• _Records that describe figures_
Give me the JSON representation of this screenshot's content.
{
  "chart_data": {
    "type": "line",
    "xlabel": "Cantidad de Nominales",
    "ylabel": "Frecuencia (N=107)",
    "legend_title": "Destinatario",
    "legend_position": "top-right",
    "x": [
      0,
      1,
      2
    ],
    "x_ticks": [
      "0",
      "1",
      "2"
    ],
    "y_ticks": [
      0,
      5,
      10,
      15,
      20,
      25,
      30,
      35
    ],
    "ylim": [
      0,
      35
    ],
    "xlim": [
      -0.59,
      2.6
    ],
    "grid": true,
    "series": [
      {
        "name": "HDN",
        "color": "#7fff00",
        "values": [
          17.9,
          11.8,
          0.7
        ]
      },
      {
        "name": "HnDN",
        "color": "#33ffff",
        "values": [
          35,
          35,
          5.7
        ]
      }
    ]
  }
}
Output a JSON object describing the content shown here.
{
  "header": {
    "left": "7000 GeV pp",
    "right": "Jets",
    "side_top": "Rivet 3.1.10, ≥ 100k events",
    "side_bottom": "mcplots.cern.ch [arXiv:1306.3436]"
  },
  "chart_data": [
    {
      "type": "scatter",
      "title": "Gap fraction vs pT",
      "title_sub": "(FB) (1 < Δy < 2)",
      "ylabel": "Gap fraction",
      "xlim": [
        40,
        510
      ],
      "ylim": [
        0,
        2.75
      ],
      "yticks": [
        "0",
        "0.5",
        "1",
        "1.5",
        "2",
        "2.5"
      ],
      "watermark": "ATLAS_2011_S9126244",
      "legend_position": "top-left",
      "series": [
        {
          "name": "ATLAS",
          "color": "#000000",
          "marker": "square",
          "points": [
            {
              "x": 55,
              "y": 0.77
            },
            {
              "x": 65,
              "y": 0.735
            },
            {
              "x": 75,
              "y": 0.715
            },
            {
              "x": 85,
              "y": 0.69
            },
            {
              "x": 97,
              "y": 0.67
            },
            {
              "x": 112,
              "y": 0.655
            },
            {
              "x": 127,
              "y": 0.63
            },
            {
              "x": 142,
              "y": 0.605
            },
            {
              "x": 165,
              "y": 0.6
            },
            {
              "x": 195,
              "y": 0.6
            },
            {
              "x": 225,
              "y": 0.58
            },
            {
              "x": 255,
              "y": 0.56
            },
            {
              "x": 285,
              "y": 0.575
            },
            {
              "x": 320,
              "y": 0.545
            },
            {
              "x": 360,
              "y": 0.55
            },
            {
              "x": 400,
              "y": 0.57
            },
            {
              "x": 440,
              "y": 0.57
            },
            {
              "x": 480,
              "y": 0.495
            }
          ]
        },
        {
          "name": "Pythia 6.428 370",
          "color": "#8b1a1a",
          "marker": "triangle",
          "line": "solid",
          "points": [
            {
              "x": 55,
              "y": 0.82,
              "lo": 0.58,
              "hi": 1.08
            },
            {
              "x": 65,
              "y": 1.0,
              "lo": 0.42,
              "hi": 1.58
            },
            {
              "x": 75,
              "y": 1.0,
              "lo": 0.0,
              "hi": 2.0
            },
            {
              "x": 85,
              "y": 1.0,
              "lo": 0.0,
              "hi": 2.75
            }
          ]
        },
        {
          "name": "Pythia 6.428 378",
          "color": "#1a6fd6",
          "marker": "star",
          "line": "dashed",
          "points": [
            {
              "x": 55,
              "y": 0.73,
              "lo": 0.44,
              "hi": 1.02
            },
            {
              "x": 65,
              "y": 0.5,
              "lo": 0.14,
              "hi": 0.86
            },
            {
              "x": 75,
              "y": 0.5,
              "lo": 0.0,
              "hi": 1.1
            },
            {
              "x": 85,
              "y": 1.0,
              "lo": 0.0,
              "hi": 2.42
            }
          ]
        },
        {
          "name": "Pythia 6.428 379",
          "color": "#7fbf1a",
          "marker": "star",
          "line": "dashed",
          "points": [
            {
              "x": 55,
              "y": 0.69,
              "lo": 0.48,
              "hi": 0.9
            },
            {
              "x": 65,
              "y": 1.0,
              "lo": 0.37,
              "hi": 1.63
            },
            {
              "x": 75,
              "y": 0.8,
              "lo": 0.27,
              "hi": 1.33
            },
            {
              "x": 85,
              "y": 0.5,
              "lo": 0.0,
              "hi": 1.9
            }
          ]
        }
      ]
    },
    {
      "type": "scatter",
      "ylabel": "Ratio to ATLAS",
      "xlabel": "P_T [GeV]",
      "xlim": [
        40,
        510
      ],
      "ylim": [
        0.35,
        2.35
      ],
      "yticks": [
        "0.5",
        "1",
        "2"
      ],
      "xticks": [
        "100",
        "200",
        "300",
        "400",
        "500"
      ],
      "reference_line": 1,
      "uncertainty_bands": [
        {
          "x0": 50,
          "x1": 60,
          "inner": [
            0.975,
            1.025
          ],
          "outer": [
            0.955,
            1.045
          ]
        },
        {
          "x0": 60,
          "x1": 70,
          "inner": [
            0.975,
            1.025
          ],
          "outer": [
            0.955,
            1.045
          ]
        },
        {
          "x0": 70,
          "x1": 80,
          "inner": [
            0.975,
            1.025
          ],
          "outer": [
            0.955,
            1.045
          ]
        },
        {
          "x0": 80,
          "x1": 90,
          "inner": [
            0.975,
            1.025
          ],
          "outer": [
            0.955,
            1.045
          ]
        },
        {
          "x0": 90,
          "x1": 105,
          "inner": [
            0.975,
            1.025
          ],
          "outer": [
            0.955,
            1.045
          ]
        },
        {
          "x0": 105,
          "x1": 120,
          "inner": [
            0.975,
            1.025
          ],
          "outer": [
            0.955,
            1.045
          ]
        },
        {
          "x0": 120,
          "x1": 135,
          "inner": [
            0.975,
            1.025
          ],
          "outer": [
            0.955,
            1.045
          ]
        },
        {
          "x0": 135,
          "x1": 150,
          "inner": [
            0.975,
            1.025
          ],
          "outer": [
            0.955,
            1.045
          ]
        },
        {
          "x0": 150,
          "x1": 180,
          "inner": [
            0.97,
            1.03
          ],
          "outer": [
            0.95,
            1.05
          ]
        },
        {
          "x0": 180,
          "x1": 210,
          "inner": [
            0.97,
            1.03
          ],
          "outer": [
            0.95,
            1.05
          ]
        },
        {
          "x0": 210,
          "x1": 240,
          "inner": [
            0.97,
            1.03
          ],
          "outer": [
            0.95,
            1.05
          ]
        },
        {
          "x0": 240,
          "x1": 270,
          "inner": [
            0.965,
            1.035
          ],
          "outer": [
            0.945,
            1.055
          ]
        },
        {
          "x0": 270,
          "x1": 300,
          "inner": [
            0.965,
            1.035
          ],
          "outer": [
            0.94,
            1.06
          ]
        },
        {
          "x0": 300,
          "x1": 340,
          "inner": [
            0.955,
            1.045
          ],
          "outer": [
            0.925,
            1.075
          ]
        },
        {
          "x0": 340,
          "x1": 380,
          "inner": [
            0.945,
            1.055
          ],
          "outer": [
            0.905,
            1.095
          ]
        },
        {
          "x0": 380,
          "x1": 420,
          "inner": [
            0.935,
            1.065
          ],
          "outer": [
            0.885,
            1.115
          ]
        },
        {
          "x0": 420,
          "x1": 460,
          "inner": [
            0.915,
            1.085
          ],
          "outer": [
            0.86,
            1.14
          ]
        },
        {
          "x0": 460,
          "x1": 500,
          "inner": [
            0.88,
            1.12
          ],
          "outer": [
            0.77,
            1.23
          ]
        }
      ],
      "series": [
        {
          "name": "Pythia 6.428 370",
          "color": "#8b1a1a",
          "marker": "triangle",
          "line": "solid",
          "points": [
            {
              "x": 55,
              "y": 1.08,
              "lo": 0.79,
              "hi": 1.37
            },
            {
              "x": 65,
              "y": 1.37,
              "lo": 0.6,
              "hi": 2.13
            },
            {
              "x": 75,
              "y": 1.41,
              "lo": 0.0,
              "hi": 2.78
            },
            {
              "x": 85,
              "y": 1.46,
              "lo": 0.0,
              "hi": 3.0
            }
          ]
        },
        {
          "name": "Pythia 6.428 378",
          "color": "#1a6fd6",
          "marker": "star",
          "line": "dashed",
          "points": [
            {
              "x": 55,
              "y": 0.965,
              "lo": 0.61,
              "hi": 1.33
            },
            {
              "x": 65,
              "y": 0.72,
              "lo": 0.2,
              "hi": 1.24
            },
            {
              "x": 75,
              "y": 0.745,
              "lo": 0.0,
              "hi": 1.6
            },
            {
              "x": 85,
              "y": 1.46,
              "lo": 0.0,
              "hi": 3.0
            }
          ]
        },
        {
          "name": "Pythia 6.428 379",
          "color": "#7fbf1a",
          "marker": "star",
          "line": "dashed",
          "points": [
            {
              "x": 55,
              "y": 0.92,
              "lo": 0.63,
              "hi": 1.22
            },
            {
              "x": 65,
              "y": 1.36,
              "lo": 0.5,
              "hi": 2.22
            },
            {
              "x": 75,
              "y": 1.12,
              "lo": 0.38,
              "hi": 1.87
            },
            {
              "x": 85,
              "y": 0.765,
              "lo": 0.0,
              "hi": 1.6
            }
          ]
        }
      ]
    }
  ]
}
---
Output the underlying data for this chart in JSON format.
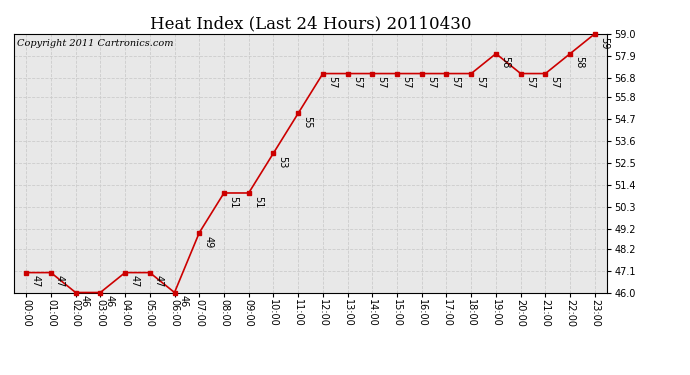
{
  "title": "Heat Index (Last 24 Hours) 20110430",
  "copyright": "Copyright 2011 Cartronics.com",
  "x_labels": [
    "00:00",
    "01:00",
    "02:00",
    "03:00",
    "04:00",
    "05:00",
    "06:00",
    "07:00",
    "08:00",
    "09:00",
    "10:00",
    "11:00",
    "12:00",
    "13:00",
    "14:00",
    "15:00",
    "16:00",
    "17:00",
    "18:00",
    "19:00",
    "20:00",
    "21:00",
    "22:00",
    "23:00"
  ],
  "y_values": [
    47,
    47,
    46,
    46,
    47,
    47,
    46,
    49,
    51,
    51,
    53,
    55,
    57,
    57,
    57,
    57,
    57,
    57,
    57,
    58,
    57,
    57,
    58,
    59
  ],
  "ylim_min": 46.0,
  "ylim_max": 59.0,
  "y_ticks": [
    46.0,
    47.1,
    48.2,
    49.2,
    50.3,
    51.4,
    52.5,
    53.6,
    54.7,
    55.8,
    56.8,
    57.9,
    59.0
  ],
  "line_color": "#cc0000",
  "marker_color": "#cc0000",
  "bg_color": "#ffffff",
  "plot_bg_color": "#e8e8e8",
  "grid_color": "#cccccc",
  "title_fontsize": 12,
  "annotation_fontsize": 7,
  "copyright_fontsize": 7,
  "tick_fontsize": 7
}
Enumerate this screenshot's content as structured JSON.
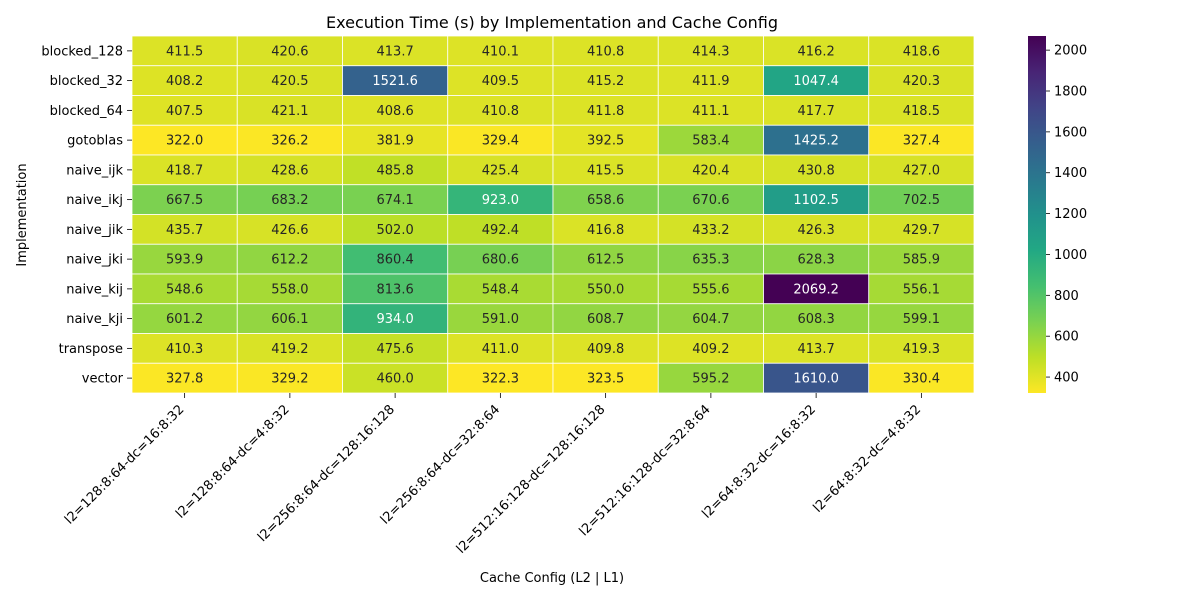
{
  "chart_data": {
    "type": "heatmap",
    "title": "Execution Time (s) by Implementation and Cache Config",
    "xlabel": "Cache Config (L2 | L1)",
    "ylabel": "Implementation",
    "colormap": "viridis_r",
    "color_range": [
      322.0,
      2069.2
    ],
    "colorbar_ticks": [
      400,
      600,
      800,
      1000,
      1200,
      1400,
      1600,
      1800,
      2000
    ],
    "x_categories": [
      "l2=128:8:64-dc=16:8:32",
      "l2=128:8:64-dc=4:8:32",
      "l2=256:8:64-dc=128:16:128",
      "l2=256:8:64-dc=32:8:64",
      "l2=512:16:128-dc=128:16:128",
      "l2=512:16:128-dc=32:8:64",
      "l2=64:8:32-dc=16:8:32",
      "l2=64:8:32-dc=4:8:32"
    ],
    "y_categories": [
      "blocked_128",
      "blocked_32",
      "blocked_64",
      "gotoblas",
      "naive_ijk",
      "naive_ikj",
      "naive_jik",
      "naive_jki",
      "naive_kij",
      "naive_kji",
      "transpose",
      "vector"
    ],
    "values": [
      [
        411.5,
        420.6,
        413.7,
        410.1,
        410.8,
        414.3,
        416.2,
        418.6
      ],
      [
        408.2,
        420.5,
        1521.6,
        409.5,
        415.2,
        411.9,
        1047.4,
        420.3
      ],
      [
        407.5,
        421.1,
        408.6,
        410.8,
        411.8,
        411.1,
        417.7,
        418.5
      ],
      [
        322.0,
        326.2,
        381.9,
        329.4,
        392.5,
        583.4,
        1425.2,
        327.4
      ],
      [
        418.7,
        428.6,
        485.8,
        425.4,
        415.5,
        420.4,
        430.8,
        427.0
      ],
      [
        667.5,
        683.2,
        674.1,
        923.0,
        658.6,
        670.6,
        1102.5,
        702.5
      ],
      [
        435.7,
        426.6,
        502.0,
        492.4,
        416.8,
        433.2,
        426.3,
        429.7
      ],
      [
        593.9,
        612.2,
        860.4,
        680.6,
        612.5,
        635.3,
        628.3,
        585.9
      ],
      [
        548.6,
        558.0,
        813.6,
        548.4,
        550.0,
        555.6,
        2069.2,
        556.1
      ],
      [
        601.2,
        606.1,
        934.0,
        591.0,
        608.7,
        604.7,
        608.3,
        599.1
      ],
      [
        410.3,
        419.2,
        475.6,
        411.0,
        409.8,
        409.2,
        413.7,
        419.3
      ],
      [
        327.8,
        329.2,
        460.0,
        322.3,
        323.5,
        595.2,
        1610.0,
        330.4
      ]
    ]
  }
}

• _EXERCISE DESCRIPTION_
Among the entries, how many lines include the word "Output"? Answer with a single number and nothing further.

• _ANSWER TO THE PROBLEM_
2